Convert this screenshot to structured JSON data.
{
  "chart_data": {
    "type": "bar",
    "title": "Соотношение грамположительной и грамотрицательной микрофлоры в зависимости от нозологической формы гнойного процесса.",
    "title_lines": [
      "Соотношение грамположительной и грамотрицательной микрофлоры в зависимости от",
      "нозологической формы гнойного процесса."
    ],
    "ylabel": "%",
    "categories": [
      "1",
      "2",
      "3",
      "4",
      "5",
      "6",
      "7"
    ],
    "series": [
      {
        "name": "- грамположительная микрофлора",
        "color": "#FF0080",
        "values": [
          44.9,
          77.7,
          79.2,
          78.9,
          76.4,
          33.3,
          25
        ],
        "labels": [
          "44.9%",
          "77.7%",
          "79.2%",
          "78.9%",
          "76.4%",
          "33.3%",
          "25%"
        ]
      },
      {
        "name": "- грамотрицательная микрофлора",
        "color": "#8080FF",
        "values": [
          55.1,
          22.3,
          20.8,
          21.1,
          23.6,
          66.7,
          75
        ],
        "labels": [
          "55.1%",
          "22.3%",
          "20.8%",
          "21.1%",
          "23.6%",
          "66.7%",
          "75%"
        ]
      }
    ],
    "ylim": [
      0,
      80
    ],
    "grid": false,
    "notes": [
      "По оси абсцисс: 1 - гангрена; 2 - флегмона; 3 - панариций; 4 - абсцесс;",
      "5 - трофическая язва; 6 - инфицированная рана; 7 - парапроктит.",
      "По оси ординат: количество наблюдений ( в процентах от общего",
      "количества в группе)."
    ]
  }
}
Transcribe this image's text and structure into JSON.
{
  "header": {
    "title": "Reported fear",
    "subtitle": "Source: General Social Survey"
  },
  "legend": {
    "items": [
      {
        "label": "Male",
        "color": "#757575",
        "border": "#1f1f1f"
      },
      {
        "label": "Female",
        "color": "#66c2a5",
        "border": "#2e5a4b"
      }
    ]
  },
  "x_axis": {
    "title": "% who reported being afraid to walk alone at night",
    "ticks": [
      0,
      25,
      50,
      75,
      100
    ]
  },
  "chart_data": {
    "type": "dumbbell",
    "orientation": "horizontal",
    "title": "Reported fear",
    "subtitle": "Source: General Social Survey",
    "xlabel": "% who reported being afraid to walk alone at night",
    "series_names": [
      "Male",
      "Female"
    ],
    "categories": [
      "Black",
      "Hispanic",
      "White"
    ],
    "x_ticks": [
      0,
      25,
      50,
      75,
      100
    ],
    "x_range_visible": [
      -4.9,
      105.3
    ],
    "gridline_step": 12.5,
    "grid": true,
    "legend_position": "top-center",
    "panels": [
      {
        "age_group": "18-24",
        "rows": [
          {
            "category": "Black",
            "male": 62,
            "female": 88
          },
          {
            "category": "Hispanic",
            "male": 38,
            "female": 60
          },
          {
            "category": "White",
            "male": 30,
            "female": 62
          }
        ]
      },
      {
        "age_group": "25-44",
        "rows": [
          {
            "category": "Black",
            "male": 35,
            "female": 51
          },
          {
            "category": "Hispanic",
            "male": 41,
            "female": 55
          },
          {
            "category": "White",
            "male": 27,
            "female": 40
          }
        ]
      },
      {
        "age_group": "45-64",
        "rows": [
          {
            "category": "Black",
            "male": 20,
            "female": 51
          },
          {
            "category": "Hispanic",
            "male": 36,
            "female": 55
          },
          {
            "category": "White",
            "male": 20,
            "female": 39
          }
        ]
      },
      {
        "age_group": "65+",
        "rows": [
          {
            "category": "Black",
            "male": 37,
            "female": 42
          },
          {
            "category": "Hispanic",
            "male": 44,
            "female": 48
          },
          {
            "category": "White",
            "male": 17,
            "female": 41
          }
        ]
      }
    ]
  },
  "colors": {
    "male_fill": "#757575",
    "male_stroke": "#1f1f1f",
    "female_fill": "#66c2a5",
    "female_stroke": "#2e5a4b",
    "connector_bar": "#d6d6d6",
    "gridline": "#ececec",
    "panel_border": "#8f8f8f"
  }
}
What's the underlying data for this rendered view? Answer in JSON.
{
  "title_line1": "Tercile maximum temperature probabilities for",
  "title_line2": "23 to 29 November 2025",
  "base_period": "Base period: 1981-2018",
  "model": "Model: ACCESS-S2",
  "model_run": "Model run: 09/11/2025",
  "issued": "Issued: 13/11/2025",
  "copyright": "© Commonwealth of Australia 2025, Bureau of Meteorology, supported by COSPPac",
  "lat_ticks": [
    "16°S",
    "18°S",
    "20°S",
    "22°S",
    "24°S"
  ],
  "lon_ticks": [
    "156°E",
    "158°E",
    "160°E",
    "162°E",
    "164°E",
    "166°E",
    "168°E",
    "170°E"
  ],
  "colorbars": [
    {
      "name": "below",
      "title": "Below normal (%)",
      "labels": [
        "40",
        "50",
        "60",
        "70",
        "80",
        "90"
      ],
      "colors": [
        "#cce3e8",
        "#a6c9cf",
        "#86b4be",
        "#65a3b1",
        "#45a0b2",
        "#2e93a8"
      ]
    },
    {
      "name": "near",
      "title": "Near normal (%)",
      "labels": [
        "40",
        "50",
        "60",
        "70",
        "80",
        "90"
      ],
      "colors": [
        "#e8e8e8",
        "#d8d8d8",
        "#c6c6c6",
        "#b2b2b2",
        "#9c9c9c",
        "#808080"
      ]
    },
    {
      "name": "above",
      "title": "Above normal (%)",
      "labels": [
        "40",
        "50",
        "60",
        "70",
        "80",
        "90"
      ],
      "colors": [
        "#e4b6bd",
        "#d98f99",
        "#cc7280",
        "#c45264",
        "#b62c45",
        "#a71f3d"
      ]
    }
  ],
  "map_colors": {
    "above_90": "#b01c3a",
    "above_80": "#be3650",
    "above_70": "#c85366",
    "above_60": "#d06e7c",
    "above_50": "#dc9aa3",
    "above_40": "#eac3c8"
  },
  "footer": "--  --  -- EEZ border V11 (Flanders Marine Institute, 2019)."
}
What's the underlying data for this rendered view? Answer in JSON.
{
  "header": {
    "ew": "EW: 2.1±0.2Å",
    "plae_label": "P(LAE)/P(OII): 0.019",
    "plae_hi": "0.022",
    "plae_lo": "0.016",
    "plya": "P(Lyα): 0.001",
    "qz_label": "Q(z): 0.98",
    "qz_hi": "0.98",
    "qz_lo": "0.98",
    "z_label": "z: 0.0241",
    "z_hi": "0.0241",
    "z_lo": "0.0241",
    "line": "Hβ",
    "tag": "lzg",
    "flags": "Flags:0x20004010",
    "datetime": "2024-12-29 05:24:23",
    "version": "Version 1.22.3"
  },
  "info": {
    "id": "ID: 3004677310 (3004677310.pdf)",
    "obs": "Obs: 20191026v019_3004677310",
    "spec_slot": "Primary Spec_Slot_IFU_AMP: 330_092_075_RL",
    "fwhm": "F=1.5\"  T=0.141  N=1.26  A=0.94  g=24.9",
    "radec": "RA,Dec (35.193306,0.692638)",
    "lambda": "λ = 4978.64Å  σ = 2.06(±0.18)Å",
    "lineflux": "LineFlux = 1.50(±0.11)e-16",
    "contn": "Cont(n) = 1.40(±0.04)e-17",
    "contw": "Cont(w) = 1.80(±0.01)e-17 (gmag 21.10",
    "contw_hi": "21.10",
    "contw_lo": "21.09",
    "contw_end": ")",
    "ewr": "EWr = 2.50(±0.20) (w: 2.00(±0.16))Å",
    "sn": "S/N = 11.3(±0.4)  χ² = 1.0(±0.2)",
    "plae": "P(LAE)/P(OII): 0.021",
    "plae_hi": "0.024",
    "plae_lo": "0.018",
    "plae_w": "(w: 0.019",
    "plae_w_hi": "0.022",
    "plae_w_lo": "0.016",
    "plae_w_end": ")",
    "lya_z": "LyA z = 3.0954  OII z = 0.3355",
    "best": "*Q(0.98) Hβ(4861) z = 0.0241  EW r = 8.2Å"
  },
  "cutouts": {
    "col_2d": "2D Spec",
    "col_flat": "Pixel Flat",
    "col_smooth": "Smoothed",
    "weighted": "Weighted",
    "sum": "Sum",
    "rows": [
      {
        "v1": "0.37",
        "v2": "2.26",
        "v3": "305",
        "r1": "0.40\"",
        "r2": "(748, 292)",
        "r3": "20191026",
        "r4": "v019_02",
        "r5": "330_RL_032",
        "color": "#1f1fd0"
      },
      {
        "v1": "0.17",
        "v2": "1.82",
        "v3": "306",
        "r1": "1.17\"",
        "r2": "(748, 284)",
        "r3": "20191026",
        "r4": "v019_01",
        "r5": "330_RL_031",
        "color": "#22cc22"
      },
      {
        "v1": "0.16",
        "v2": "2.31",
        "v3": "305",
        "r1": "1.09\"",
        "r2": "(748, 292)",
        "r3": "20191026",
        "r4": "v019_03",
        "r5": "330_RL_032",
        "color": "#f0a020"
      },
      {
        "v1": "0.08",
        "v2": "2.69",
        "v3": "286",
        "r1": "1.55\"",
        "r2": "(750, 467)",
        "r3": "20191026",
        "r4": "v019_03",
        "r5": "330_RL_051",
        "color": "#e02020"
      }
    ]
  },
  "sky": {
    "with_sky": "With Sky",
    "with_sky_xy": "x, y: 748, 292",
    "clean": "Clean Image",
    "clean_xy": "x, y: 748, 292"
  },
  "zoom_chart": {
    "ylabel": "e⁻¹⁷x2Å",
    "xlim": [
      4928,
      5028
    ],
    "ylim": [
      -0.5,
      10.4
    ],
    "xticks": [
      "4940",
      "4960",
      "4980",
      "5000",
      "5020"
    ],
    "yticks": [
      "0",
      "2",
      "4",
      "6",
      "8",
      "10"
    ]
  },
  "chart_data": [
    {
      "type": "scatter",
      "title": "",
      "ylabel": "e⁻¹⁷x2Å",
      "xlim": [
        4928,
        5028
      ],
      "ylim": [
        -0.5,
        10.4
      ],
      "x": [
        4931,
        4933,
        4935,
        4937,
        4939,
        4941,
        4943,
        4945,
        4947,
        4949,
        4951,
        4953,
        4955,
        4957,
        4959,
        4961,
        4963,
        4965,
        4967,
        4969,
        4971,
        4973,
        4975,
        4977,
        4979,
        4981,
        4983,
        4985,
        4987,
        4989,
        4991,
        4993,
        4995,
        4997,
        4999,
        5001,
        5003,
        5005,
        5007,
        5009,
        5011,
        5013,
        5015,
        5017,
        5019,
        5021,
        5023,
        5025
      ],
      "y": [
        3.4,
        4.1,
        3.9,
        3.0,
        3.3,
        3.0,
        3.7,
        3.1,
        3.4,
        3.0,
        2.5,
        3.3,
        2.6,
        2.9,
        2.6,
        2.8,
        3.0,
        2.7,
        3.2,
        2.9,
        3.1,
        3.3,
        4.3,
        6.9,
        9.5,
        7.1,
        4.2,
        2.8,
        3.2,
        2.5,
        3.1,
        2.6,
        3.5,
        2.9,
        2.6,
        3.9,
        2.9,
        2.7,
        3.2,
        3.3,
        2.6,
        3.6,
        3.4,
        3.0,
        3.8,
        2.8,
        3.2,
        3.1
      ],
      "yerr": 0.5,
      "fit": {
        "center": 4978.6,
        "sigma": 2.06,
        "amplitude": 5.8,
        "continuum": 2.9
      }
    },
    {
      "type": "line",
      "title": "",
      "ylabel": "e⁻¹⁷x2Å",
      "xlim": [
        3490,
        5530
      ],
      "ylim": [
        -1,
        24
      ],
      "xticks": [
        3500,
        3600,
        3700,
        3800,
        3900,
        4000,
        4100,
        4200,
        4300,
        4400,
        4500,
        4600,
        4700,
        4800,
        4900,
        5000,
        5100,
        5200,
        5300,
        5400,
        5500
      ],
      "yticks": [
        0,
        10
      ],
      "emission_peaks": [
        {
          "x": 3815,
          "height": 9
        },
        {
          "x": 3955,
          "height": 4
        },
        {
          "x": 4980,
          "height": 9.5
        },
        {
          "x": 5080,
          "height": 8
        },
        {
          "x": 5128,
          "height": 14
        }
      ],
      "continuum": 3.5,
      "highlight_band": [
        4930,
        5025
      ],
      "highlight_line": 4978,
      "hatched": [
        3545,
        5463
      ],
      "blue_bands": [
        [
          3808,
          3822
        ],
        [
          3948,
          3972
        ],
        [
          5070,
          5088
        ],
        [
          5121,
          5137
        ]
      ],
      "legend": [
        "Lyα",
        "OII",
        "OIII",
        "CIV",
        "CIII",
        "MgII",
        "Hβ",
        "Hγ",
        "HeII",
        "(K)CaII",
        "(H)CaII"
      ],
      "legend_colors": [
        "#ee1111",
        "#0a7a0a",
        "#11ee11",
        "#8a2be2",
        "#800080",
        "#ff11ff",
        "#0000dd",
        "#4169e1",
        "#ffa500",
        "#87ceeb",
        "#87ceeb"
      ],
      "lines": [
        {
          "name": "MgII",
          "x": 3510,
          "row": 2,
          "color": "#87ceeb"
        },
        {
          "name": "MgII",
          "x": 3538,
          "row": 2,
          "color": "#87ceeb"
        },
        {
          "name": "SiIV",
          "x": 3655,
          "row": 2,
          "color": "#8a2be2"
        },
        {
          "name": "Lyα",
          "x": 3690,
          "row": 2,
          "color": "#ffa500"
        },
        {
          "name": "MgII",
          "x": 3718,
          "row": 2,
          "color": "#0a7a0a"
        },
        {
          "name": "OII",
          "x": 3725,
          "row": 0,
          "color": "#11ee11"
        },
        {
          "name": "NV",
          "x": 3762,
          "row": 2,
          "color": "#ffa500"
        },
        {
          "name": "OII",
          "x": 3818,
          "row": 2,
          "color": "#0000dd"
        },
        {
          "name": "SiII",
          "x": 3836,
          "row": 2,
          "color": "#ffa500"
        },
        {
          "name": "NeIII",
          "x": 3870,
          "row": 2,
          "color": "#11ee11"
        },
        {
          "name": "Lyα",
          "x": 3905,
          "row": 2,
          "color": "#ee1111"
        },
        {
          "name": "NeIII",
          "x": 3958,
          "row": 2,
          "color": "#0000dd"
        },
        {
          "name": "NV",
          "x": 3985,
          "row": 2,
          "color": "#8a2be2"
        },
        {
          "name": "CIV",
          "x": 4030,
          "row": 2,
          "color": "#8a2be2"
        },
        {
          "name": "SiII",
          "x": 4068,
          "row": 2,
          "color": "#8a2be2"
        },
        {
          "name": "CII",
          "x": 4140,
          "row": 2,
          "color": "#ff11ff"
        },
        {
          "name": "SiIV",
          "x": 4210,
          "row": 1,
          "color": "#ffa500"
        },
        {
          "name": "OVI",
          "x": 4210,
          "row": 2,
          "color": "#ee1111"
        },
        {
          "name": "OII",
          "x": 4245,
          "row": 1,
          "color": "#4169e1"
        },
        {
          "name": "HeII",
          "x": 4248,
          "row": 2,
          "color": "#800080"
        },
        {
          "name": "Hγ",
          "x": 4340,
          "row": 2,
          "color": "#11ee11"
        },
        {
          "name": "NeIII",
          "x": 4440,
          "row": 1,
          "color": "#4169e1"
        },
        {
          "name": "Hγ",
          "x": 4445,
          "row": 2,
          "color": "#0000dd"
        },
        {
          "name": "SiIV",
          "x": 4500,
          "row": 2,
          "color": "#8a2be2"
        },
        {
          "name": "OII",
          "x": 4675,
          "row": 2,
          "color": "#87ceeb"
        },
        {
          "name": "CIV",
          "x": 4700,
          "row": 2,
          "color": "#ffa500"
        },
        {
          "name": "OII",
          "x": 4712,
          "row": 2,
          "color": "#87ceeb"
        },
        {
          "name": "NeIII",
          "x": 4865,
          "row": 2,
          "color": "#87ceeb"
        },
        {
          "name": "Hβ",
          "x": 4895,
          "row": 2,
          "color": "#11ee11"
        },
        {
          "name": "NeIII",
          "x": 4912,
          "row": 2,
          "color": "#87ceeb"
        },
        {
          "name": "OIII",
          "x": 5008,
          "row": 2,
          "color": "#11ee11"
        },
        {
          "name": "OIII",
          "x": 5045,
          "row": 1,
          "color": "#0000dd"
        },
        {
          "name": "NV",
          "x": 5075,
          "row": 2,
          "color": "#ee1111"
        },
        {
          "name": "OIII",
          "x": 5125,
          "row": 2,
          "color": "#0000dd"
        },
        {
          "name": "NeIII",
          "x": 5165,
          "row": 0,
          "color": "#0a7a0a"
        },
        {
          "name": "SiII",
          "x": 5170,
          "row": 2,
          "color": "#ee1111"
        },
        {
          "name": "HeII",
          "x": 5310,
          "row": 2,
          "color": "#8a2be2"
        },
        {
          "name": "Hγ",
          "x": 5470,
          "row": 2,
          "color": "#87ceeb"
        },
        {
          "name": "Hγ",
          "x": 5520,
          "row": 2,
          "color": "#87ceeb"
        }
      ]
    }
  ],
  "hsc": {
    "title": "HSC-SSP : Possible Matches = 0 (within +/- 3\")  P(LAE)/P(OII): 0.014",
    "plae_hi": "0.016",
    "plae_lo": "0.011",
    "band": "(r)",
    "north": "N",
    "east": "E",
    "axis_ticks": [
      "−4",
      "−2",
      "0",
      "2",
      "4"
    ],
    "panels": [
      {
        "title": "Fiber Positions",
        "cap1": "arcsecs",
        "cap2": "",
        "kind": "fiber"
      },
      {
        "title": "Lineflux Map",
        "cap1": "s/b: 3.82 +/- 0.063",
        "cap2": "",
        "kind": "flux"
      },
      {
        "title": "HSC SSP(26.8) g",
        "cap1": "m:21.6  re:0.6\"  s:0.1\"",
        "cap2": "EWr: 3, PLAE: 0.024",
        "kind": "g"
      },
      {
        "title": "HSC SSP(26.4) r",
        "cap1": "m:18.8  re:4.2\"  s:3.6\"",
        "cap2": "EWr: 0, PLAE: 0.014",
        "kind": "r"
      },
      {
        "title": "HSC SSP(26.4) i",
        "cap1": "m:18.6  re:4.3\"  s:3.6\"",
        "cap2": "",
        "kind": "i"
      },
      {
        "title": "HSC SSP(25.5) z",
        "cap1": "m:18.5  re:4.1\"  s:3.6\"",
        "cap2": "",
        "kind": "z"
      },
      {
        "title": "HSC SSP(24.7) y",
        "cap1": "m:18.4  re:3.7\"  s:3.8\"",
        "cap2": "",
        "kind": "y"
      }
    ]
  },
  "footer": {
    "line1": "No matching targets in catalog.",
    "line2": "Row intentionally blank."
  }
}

+ + + +

Count every line above that holds the string "height" and give the total, nothing more.

5